Data records:
## START

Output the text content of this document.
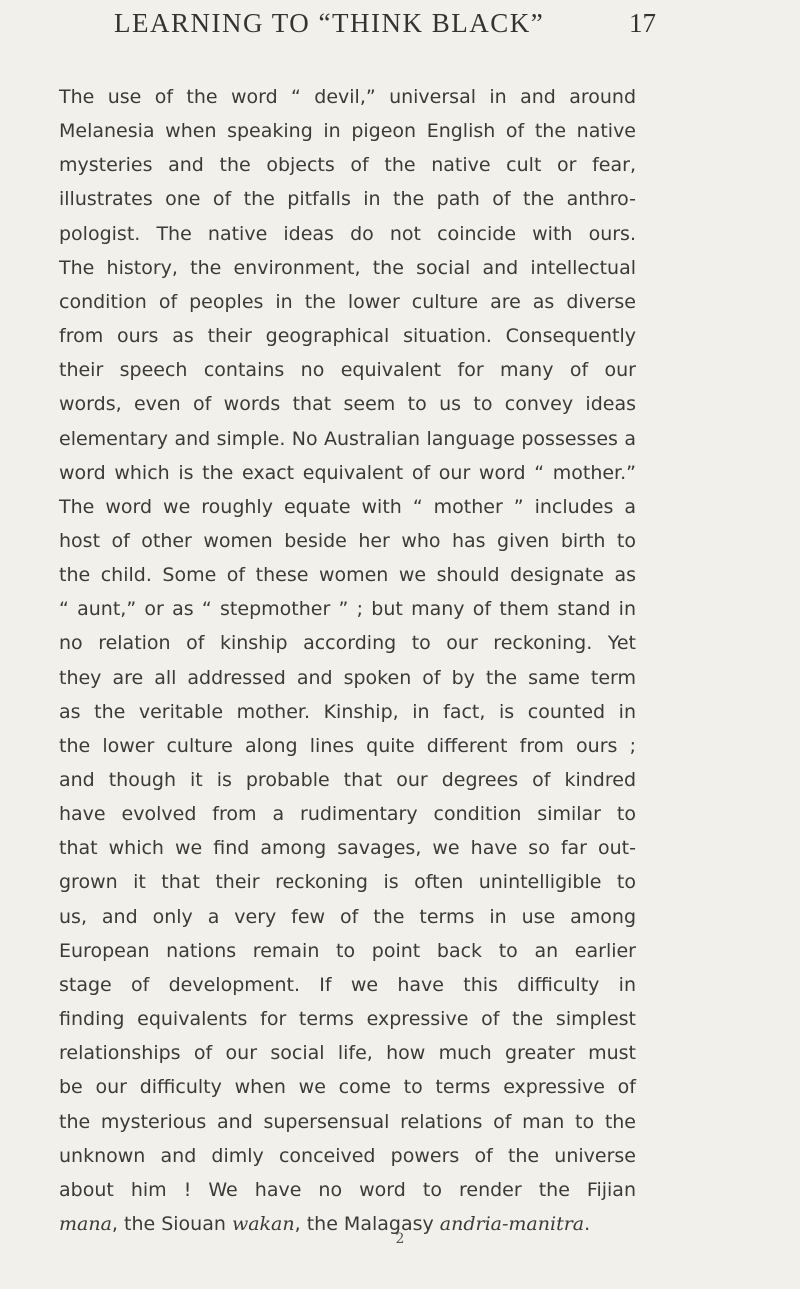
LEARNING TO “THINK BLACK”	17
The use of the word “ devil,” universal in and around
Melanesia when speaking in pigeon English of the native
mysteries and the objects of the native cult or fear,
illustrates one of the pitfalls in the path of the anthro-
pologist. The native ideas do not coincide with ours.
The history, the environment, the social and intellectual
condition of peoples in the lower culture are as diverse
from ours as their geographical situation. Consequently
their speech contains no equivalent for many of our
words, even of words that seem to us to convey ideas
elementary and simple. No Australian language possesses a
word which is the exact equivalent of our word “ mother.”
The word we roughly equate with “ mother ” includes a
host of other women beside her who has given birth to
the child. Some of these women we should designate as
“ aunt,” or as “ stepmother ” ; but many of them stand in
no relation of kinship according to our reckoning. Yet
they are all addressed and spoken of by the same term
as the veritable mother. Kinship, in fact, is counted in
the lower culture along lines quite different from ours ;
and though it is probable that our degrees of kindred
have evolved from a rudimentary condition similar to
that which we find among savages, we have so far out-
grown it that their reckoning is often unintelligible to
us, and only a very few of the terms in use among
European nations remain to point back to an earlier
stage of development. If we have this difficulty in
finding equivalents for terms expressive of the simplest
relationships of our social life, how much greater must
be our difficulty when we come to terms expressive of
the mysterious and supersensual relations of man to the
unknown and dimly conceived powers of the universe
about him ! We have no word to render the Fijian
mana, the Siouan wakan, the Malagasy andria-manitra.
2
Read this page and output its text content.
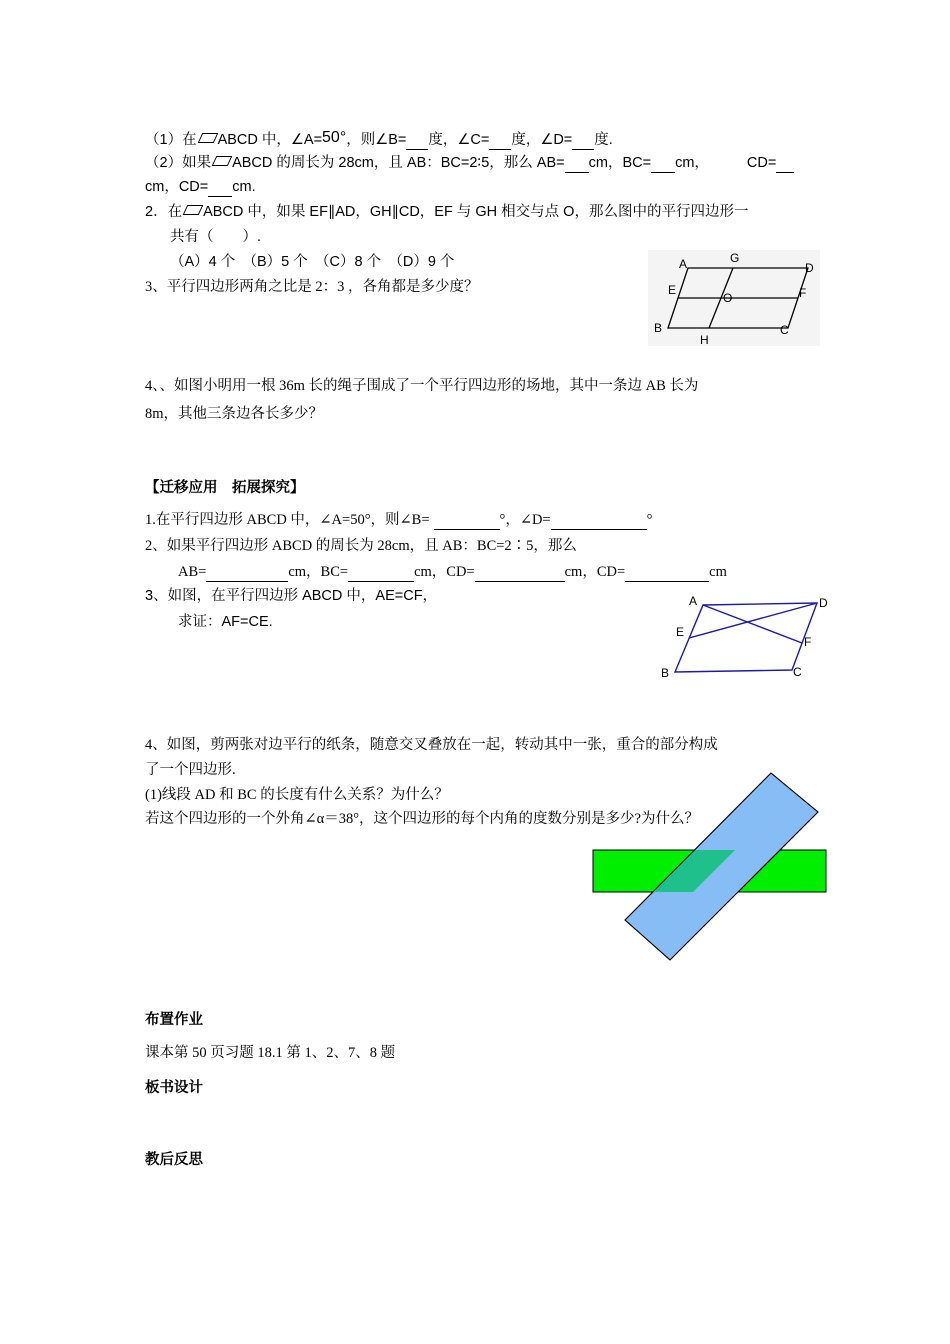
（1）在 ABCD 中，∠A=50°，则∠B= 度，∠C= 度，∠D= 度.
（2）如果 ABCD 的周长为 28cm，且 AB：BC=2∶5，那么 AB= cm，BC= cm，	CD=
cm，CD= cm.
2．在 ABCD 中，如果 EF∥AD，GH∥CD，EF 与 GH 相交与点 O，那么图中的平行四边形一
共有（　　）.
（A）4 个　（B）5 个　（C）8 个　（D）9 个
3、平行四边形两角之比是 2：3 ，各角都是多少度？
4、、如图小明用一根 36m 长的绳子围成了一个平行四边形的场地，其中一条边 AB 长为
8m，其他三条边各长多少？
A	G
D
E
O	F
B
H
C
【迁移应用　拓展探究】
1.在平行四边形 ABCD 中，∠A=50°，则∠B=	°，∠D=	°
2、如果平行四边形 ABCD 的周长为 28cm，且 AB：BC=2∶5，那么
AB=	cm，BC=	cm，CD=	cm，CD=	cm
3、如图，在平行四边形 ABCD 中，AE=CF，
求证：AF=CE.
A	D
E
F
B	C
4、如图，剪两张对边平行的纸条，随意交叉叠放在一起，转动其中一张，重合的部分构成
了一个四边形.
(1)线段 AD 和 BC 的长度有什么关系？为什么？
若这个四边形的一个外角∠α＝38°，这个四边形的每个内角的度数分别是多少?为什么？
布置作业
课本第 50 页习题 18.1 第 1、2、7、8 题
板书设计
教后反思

## END
## START

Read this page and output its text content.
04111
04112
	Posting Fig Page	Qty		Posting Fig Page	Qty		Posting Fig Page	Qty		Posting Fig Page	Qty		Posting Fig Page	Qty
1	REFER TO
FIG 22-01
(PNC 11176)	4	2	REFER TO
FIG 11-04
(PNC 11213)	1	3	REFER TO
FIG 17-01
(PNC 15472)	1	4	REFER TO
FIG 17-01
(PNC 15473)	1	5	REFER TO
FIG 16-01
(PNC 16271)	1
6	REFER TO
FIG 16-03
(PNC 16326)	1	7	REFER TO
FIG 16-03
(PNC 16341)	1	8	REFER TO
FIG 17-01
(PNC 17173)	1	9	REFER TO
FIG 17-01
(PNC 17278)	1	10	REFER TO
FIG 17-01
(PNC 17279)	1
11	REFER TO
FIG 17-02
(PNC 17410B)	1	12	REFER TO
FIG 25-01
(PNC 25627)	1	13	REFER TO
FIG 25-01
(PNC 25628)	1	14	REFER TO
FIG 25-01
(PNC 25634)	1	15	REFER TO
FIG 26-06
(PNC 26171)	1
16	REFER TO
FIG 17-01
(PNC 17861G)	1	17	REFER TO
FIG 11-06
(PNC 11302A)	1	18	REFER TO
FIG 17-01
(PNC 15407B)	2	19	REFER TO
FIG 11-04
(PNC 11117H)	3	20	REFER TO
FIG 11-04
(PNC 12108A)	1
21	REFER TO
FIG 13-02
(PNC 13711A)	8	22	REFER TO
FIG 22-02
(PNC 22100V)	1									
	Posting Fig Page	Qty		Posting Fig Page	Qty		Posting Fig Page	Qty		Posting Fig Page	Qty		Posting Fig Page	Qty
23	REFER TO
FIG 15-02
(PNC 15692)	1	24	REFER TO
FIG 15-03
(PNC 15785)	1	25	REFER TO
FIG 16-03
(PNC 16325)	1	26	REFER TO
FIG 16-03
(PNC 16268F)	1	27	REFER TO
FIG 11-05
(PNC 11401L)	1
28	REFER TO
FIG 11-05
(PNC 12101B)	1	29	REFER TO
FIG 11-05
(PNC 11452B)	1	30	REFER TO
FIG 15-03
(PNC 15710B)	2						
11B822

## END

**Required work**. Look through the data and show every line containing "women".

**Result of this task**.
host of other women beside her who has given birth to
the child. Some of these women we should designate as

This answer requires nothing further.